What this task involves
State how many lines of the data contain the word "from", and write nothing besides the number.

Data entries:
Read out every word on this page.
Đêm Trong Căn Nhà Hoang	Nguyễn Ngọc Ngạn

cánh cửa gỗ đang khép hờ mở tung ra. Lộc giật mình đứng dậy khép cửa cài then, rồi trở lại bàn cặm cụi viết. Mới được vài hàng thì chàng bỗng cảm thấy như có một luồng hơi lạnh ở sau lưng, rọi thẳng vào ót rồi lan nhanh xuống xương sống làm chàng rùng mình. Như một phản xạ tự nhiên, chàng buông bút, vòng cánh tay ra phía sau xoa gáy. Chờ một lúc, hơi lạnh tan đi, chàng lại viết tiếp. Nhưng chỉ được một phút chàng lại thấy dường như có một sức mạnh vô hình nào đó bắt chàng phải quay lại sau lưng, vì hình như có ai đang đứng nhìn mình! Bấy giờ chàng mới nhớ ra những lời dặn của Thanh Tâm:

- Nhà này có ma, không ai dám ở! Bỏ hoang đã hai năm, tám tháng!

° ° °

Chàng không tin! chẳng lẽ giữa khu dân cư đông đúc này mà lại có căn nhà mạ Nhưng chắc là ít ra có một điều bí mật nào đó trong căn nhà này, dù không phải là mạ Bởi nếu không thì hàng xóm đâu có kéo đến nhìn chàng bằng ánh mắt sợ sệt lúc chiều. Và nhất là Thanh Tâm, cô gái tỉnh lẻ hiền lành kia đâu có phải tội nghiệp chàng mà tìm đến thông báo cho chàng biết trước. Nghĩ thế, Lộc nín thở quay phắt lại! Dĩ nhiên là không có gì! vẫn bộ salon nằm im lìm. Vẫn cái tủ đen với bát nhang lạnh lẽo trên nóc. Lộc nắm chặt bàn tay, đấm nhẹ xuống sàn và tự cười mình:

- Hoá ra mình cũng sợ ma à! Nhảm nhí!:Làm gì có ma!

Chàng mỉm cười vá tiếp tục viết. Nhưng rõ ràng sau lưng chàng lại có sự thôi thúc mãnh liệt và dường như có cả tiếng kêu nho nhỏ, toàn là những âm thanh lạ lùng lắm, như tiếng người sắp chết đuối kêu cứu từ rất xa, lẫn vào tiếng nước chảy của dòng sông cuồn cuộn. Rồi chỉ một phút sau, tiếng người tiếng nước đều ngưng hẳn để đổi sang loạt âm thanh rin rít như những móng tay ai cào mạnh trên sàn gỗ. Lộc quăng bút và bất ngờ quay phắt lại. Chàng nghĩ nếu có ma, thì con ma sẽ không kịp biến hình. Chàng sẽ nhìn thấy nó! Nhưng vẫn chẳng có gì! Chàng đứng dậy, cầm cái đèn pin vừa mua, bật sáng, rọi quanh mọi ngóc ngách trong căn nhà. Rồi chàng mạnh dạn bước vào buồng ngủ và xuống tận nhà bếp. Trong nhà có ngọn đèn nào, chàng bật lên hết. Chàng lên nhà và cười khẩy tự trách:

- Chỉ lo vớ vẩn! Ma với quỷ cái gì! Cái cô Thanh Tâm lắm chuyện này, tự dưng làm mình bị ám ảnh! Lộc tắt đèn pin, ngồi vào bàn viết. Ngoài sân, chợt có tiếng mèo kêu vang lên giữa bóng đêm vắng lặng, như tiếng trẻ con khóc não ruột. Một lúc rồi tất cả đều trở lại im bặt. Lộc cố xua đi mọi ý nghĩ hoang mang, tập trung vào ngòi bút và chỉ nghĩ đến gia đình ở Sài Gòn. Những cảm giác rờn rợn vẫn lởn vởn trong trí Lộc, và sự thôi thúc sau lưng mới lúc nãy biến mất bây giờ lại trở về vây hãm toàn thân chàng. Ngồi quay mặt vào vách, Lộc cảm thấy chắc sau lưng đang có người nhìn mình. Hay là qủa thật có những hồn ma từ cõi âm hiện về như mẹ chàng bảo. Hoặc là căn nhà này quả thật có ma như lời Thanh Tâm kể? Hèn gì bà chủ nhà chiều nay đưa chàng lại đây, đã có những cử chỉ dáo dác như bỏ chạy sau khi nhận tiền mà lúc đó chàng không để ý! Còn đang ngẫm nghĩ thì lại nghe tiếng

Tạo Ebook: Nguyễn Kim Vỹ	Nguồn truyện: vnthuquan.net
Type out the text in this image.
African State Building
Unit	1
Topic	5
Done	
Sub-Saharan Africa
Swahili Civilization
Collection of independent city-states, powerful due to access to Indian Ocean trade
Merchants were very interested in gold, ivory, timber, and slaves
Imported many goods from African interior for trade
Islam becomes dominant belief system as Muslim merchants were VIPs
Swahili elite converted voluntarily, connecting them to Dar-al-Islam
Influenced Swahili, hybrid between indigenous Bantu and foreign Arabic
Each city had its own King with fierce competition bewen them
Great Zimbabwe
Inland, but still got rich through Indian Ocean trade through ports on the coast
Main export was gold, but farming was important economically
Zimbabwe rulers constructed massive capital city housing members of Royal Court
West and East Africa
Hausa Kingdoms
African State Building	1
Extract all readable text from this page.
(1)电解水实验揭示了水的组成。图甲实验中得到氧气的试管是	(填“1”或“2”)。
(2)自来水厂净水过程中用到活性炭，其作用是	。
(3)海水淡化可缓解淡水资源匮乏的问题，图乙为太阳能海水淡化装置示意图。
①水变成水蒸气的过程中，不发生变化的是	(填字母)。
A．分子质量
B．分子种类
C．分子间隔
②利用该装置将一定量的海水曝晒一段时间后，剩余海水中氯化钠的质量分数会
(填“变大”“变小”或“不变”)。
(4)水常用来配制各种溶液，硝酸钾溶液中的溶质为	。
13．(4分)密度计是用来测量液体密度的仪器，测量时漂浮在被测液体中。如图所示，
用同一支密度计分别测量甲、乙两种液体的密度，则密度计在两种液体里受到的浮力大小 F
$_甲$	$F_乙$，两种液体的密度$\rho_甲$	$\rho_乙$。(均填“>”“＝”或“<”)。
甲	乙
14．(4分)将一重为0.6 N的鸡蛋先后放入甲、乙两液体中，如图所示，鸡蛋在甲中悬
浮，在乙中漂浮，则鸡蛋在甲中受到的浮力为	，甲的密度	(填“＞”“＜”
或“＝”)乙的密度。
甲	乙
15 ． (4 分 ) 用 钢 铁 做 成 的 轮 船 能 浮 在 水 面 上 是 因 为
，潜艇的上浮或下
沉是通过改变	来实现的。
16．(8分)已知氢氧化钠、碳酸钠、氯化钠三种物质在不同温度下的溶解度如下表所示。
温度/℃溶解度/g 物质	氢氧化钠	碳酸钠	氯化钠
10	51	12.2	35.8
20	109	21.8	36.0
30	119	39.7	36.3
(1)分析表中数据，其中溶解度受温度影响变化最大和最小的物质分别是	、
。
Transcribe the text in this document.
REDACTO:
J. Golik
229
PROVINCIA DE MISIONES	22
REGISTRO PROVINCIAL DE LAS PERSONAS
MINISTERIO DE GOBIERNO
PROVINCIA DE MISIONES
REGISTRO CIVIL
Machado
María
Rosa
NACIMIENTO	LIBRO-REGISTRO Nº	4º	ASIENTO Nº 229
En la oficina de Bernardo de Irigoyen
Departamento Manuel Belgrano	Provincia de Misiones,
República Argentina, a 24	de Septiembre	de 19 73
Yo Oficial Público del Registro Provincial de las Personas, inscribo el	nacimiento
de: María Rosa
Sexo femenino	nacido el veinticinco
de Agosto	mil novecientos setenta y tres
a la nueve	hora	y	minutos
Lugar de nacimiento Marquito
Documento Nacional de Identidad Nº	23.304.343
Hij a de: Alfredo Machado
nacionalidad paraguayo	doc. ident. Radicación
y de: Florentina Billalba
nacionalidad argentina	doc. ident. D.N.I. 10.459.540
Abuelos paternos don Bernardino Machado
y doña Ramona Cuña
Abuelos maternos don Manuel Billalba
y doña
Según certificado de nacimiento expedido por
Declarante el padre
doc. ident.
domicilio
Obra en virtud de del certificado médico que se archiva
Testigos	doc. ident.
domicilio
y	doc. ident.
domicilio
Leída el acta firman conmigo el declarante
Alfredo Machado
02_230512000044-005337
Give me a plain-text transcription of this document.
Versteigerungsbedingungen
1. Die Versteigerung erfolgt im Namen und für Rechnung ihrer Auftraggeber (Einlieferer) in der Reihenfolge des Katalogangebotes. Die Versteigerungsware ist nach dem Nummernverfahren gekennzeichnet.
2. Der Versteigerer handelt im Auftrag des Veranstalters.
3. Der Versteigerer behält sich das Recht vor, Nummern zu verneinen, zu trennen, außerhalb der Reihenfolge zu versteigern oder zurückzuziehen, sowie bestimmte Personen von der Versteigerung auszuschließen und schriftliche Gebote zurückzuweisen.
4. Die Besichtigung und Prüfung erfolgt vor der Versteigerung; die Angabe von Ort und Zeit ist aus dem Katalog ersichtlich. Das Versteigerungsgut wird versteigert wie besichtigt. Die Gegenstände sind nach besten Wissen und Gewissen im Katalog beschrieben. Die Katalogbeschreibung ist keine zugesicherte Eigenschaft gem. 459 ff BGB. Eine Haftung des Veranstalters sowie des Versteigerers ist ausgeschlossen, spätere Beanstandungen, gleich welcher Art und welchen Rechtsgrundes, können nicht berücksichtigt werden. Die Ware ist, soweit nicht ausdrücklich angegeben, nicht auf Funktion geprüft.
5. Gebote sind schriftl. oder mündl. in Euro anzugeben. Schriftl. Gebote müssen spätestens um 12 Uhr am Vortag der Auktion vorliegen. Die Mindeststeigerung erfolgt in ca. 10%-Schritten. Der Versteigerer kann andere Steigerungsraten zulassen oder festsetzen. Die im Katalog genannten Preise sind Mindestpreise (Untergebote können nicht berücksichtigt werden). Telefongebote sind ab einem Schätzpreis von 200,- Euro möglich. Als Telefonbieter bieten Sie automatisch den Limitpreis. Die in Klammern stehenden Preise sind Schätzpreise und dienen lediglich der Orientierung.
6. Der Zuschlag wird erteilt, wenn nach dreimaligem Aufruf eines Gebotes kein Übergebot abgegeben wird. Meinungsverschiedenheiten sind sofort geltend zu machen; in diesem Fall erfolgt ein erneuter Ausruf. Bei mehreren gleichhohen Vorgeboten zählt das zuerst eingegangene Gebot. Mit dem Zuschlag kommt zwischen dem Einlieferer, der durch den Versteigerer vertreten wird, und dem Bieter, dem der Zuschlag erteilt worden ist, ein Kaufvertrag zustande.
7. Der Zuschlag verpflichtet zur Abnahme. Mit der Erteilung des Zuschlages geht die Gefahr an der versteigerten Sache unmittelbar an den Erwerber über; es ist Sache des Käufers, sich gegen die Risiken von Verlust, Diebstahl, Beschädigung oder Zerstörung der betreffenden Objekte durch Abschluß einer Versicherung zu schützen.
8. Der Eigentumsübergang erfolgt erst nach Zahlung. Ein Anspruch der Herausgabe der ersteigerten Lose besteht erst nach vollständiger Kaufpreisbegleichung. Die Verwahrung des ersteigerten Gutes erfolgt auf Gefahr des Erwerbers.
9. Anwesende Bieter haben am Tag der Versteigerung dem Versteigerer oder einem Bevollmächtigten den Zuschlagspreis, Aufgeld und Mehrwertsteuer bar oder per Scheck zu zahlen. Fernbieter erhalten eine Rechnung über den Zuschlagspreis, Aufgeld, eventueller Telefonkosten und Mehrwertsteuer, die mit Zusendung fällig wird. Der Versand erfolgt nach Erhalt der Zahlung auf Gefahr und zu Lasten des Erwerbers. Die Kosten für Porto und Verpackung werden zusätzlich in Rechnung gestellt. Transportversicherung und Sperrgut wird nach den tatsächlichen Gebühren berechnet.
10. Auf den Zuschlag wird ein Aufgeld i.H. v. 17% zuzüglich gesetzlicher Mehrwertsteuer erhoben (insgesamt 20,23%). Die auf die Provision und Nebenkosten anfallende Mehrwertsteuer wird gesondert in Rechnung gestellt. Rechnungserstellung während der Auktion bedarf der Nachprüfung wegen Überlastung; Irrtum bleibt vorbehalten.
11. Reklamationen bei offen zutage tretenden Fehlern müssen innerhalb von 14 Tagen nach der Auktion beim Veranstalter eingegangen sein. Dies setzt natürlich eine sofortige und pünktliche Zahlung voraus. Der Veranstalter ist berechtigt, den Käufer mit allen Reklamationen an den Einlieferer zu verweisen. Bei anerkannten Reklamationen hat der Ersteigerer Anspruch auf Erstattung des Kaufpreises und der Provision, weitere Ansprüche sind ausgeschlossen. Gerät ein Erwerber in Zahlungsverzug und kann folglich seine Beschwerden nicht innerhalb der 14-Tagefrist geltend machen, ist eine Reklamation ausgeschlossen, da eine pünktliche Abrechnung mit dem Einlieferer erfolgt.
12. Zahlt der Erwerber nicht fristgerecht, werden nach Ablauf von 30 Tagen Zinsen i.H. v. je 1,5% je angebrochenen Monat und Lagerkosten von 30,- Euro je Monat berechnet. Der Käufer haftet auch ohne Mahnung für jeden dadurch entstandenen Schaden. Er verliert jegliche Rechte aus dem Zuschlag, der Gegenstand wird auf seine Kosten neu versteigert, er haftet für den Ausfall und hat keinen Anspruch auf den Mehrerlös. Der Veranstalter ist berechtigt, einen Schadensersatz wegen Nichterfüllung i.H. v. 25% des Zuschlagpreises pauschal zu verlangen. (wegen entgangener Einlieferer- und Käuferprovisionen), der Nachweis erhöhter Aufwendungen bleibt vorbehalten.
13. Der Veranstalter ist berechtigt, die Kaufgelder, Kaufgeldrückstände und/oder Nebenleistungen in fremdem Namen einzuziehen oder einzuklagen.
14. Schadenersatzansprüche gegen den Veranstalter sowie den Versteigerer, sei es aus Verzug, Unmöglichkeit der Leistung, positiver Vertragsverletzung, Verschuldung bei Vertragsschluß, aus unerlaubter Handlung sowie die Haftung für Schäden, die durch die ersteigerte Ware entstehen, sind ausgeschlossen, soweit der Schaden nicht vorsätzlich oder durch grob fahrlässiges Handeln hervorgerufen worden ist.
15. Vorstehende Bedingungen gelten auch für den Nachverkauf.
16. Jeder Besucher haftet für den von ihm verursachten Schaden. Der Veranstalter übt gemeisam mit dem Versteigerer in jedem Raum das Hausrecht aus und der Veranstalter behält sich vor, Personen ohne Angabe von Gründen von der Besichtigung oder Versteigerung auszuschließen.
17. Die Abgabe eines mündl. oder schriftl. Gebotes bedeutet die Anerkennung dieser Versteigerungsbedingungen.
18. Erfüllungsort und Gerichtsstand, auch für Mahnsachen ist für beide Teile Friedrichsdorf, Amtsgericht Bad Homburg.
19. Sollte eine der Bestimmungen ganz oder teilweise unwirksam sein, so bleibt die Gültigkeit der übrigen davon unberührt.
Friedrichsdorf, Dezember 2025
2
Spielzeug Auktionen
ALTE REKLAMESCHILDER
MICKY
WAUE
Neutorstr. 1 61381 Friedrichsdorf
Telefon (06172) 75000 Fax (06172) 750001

Solution
2